→ Problem to solve:
Every entry below should be repeated exactly; the pictures should not.

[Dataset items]
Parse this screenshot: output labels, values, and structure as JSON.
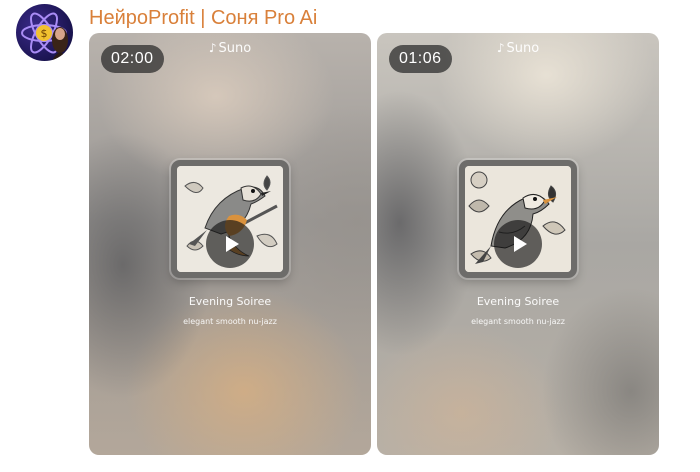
{
  "channel": {
    "name": "НейроProfit | Соня Pro Ai",
    "name_color": "#d9803a",
    "avatar_icon": "atom-dollar-avatar"
  },
  "videos": [
    {
      "duration": "02:00",
      "brand": "Suno",
      "brand_icon": "music-note-icon",
      "song_title": "Evening Soiree",
      "song_style": "elegant smooth nu-jazz",
      "cover_icon": "bird-illustration"
    },
    {
      "duration": "01:06",
      "brand": "Suno",
      "brand_icon": "music-note-icon",
      "song_title": "Evening Soiree",
      "song_style": "elegant smooth nu-jazz",
      "cover_icon": "bird-illustration"
    }
  ]
}
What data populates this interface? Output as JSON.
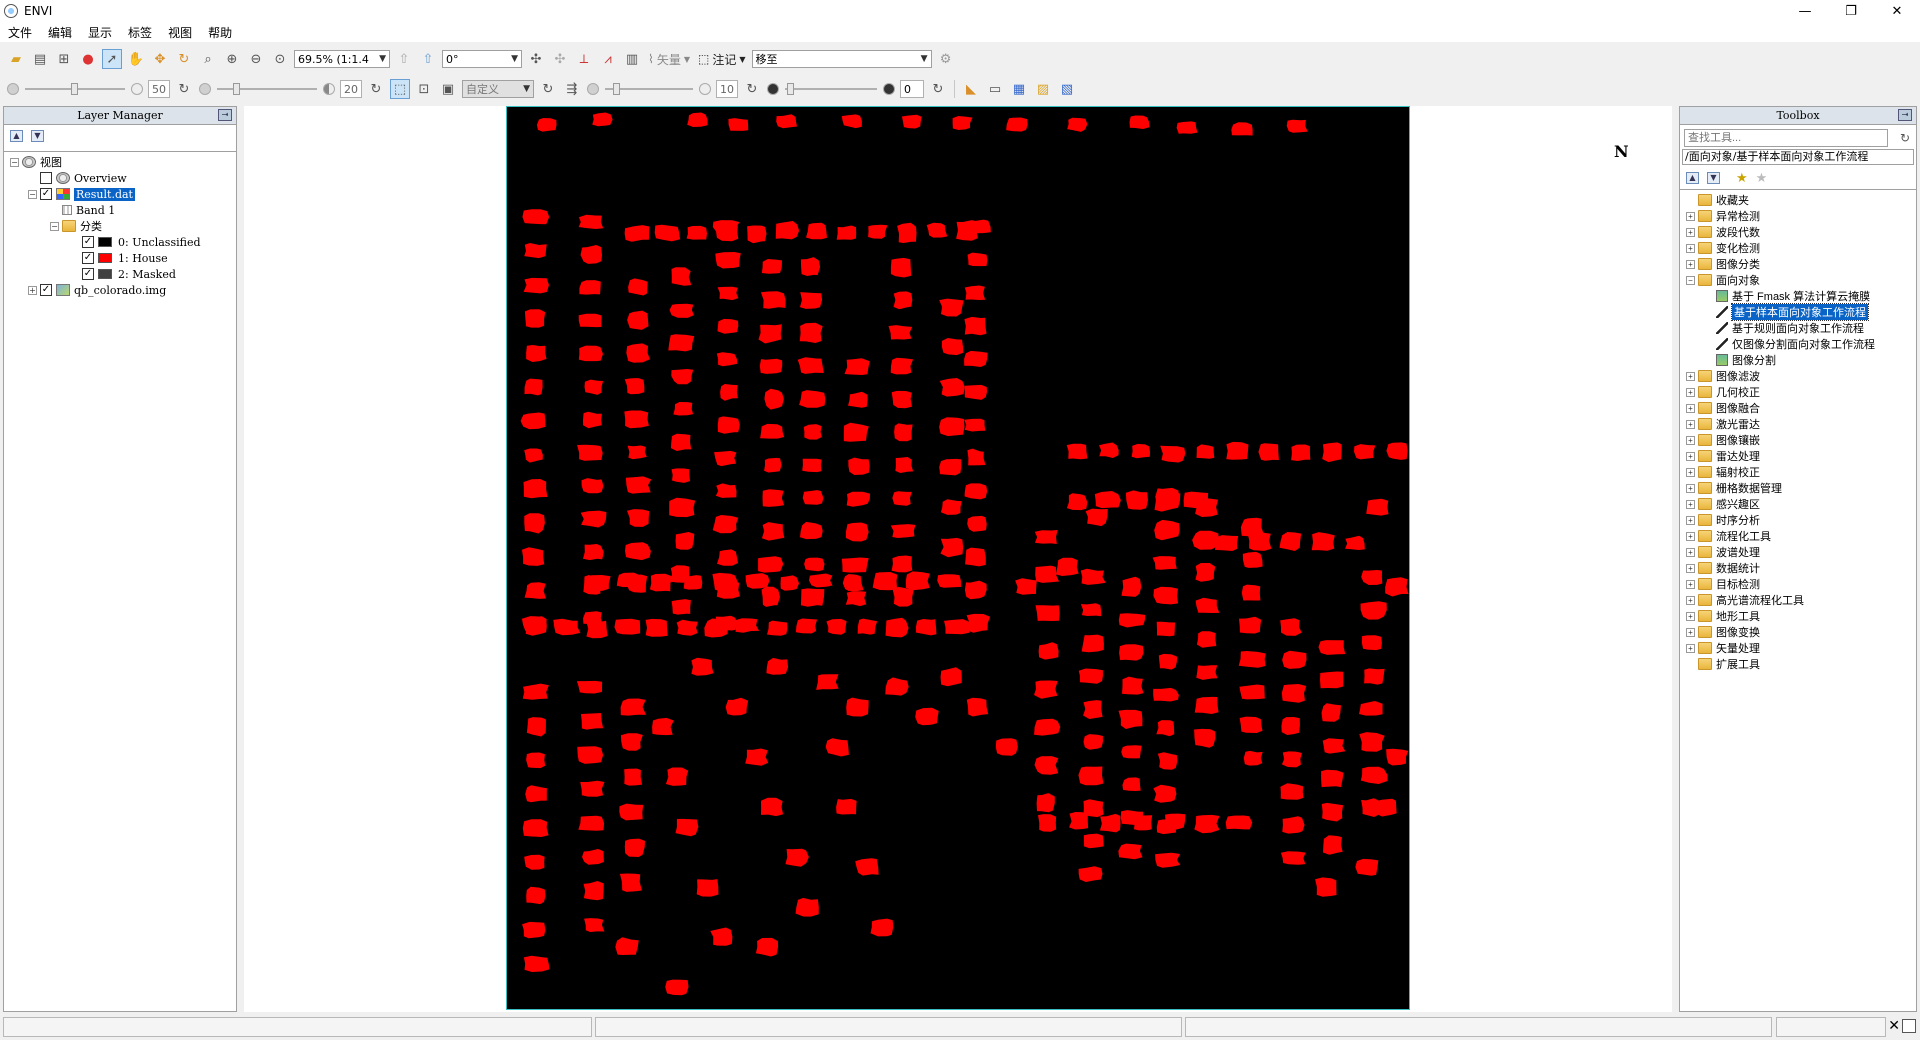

→ Written response:
Parse this screenshot: output labels, values, and structure as JSON.
{
  "channel": {
    "name": "НейроProfit | Соня Pro Ai",
    "name_color": "#d9803a",
    "avatar_icon": "atom-dollar-avatar"
  },
  "videos": [
    {
      "duration": "02:00",
      "brand": "Suno",
      "brand_icon": "music-note-icon",
      "song_title": "Evening Soiree",
      "song_style": "elegant smooth nu-jazz",
      "cover_icon": "bird-illustration"
    },
    {
      "duration": "01:06",
      "brand": "Suno",
      "brand_icon": "music-note-icon",
      "song_title": "Evening Soiree",
      "song_style": "elegant smooth nu-jazz",
      "cover_icon": "bird-illustration"
    }
  ]
}
What data populates this interface? Output as JSON.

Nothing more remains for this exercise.